# RECORDS PROVIDED start

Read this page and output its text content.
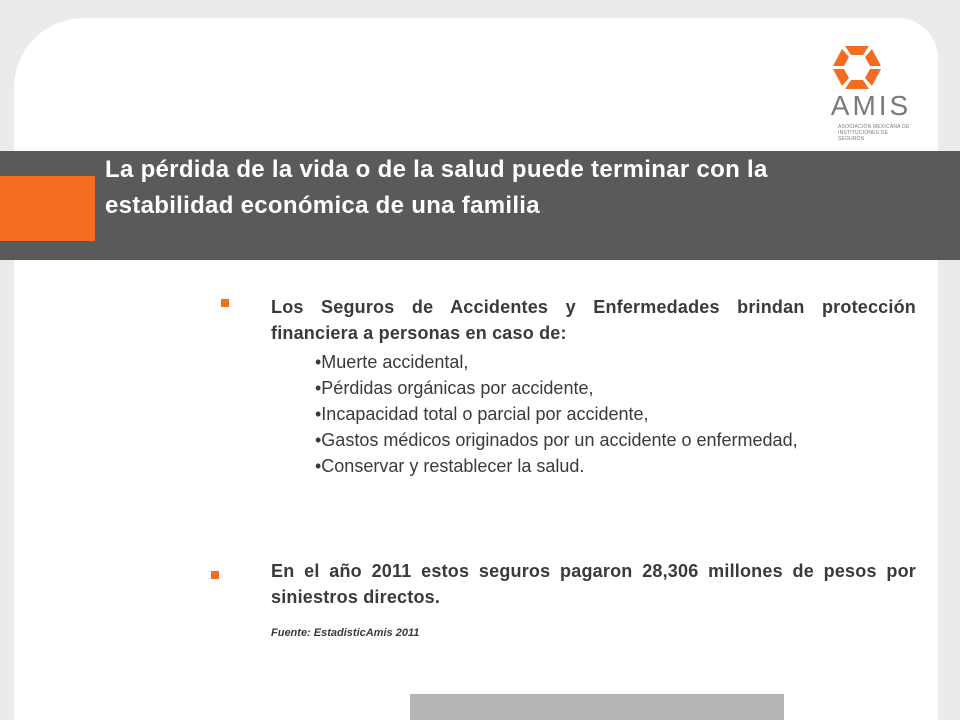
AMIS
ASOCIACIÓN MEXICANA DE INSTITUCIONES DE SEGUROS
La pérdida de la vida o de la salud puede terminar con la estabilidad económica de una familia

Los Seguros de Accidentes y Enfermedades brindan protección financiera a personas en caso de:

•Muerte accidental,
•Pérdidas orgánicas por accidente,
•Incapacidad total o parcial por accidente,
•Gastos médicos originados por un accidente o enfermedad,
•Conservar y restablecer la salud.

En el año 2011 estos seguros pagaron 28,306 millones de pesos por siniestros directos.

Fuente: EstadisticAmis 2011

# RECORDS PROVIDED end

Leave out the pictures and print every line of the data exactly.

Read this page and output its text content.
AMIS
ASOCIACIÓN MEXICANA DE INSTITUCIONES DE SEGUROS
La pérdida de la vida o de la salud puede terminar con la estabilidad económica de una familia

Los Seguros de Accidentes y Enfermedades brindan protección financiera a personas en caso de:

•Muerte accidental,
•Pérdidas orgánicas por accidente,
•Incapacidad total o parcial por accidente,
•Gastos médicos originados por un accidente o enfermedad,
•Conservar y restablecer la salud.

En el año 2011 estos seguros pagaron 28,306 millones de pesos por siniestros directos.

Fuente: EstadisticAmis 2011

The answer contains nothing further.